■ Given problem 1:
According to the passage on Stanza's Python interface to CoreNLP, which two complementary features does the CoreNLP Java library offer?
■ Given problem 2:
Pick up the passage on Stanza's Python interface to CoreNLP after its final sentence and carry it forward.

■ Passage to read:
While the Stanza library implements accurate neural network modules for basic functionalities such as part-of-speech tagging and dependency parsing, the [Stanford CoreNLP Java library](https://stanfordnlp.github.io/CoreNLP/) has been developed for years and offers more complementary features such as coreference resolution and relation extraction. To unlock these features, the Stanza library also offers an officially maintained Python interface to the CoreNLP Java library. This interface allows you to get NLP anntotations from CoreNLP by writing native Python code.


This tutorial walks you through the installation, setup and basic usage of this Python CoreNLP interface. If you want to learn how to use the neural network components in Stanza, please refer to other tutorials.

■ Record list:
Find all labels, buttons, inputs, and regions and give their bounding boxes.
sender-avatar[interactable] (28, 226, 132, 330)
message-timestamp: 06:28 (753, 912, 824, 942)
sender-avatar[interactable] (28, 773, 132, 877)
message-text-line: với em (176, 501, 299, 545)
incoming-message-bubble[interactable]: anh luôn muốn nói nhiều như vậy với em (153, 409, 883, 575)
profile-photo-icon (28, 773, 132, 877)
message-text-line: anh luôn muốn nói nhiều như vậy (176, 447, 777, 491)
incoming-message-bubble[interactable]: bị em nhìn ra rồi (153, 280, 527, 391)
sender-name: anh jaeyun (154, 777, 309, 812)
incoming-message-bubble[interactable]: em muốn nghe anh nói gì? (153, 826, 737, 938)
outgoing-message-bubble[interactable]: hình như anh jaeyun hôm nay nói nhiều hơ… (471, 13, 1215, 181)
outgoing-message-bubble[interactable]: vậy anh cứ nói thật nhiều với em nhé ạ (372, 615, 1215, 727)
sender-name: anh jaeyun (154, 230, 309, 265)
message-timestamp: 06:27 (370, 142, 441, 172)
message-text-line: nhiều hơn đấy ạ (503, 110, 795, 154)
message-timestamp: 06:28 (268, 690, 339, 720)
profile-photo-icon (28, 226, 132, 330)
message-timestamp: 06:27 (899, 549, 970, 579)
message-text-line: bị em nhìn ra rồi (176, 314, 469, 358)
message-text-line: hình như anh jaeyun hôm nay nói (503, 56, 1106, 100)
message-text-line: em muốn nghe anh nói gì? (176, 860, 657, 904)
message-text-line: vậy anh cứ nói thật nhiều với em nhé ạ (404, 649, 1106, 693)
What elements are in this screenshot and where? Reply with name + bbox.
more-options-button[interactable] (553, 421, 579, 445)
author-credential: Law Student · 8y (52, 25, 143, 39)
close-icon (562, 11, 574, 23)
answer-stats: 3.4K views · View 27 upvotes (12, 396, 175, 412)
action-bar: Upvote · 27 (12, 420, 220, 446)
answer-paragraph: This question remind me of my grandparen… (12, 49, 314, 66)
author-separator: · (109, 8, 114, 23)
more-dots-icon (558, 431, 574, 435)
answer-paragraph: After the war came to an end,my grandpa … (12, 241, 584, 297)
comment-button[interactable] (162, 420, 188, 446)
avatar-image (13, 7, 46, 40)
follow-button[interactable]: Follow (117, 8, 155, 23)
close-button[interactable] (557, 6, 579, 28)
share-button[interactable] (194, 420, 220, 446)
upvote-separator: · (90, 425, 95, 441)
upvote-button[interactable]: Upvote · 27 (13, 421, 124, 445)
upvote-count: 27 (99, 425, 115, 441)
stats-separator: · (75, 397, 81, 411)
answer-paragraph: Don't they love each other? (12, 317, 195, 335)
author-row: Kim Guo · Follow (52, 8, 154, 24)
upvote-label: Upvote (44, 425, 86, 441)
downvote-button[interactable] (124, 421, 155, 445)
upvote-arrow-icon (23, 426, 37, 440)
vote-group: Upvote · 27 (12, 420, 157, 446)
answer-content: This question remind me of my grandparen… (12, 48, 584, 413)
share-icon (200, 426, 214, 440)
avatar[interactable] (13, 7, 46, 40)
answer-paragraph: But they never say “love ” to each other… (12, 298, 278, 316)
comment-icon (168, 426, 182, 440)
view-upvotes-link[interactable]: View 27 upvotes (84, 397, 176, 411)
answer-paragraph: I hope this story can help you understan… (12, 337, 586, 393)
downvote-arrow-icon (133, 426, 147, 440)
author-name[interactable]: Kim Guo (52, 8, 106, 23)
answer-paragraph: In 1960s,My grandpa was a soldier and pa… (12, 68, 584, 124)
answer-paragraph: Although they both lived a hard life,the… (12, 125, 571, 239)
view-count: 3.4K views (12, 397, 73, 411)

■ Exercise result 1:
Coreference resolution and relation extraction.

■ Exercise result 2:
## 1. Installation

Before the installation starts, please make sure that you have Python 3 and Java installed on your computer. Since Colab already has them installed, we'll skip this procedure in this notebook.

### Installing Stanza

Installing and importing Stanza are as simple as running the following commands:

In [6]:
# Install stanza; note that the prefix "!" is not needed if you are running in a terminal
!pip install stanza

# Import stanza
import stanza



### Setting up Stanford CoreNLP

In order for the interface to work, the Stanford CoreNLP library has to be installed and a `CORENLP_HOME` environment variable has to be pointed to the installation location.

Here we are going to show you how to download and install the CoreNLP library on your machine, with Stanza's installation command:

In [7]:
# Download the Stanford CoreNLP package with Stanza's installation command
# This'll take several minutes, depending on the network speed
corenlp_dir = './corenlp'
stanza.install_corenlp(dir=corenlp_dir)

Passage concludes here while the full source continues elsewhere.